Data entries:
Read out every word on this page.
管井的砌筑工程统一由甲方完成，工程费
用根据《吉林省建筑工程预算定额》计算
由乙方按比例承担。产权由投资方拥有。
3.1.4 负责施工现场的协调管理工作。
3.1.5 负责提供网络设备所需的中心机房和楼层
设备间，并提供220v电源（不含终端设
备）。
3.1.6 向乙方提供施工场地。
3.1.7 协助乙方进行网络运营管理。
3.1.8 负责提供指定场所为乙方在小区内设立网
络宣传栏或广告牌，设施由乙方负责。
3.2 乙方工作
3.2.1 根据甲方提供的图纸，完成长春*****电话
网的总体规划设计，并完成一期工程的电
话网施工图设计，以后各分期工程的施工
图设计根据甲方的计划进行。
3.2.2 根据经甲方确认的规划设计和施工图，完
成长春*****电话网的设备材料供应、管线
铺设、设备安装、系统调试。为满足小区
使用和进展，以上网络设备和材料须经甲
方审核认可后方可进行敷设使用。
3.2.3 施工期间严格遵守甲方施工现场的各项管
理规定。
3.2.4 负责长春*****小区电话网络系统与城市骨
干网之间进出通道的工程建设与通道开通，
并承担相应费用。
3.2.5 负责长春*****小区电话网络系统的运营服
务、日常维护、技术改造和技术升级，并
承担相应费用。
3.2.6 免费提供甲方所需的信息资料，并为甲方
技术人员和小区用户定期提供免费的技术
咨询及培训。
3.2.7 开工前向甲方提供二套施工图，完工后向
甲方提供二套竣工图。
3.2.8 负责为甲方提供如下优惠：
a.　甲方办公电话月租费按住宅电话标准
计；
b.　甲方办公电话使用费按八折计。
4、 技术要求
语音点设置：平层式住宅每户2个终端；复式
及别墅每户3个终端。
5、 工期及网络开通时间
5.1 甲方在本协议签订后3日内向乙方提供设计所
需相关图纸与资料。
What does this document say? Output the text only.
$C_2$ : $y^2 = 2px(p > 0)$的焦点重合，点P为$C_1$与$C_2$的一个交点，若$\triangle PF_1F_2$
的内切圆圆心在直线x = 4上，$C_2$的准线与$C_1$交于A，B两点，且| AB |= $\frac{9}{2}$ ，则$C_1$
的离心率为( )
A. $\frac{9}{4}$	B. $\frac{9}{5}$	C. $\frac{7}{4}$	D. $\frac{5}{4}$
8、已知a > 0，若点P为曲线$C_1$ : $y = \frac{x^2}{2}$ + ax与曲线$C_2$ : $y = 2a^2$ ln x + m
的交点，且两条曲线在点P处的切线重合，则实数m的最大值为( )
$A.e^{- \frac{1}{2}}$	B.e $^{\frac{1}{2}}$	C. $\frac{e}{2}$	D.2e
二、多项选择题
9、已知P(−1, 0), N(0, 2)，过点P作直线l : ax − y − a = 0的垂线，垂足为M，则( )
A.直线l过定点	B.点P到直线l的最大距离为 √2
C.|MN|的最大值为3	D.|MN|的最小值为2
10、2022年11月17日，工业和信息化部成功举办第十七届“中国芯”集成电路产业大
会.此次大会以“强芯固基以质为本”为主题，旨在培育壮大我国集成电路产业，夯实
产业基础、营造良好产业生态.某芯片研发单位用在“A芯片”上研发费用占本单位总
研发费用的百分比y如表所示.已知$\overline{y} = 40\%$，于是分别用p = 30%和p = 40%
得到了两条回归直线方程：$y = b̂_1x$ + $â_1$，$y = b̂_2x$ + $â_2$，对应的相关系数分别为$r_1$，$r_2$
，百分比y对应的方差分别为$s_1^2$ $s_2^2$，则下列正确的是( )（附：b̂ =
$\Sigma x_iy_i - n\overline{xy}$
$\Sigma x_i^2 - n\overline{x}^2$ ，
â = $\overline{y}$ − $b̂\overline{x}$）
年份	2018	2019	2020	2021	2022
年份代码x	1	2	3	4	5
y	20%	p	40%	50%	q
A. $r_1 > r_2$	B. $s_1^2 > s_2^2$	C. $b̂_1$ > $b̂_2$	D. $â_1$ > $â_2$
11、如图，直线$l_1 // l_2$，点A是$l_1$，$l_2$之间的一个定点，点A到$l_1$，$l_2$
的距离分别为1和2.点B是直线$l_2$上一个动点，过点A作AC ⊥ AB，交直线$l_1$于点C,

* [WHAT THE EXERCISE ASKS]
Beginning with the line that contains "What does this", repeat every line through the end of the records and nothing more.

* [WRITTEN SOLUTION]
What does this document say? Output the text only.
$C_2$ : $y^2 = 2px(p > 0)$的焦点重合，点P为$C_1$与$C_2$的一个交点，若$\triangle PF_1F_2$
的内切圆圆心在直线x = 4上，$C_2$的准线与$C_1$交于A，B两点，且| AB |= $\frac{9}{2}$ ，则$C_1$
的离心率为( )
A. $\frac{9}{4}$	B. $\frac{9}{5}$	C. $\frac{7}{4}$	D. $\frac{5}{4}$
8、已知a > 0，若点P为曲线$C_1$ : $y = \frac{x^2}{2}$ + ax与曲线$C_2$ : $y = 2a^2$ ln x + m
的交点，且两条曲线在点P处的切线重合，则实数m的最大值为( )
$A.e^{- \frac{1}{2}}$	B.e $^{\frac{1}{2}}$	C. $\frac{e}{2}$	D.2e
二、多项选择题
9、已知P(−1, 0), N(0, 2)，过点P作直线l : ax − y − a = 0的垂线，垂足为M，则( )
A.直线l过定点	B.点P到直线l的最大距离为 √2
C.|MN|的最大值为3	D.|MN|的最小值为2
10、2022年11月17日，工业和信息化部成功举办第十七届“中国芯”集成电路产业大
会.此次大会以“强芯固基以质为本”为主题，旨在培育壮大我国集成电路产业，夯实
产业基础、营造良好产业生态.某芯片研发单位用在“A芯片”上研发费用占本单位总
研发费用的百分比y如表所示.已知$\overline{y} = 40\%$，于是分别用p = 30%和p = 40%
得到了两条回归直线方程：$y = b̂_1x$ + $â_1$，$y = b̂_2x$ + $â_2$，对应的相关系数分别为$r_1$，$r_2$
，百分比y对应的方差分别为$s_1^2$ $s_2^2$，则下列正确的是( )（附：b̂ =
$\Sigma x_iy_i - n\overline{xy}$
$\Sigma x_i^2 - n\overline{x}^2$ ，
â = $\overline{y}$ − $b̂\overline{x}$）
年份	2018	2019	2020	2021	2022
年份代码x	1	2	3	4	5
y	20%	p	40%	50%	q
A. $r_1 > r_2$	B. $s_1^2 > s_2^2$	C. $b̂_1$ > $b̂_2$	D. $â_1$ > $â_2$
11、如图，直线$l_1 // l_2$，点A是$l_1$，$l_2$之间的一个定点，点A到$l_1$，$l_2$
的距离分别为1和2.点B是直线$l_2$上一个动点，过点A作AC ⊥ AB，交直线$l_1$于点C,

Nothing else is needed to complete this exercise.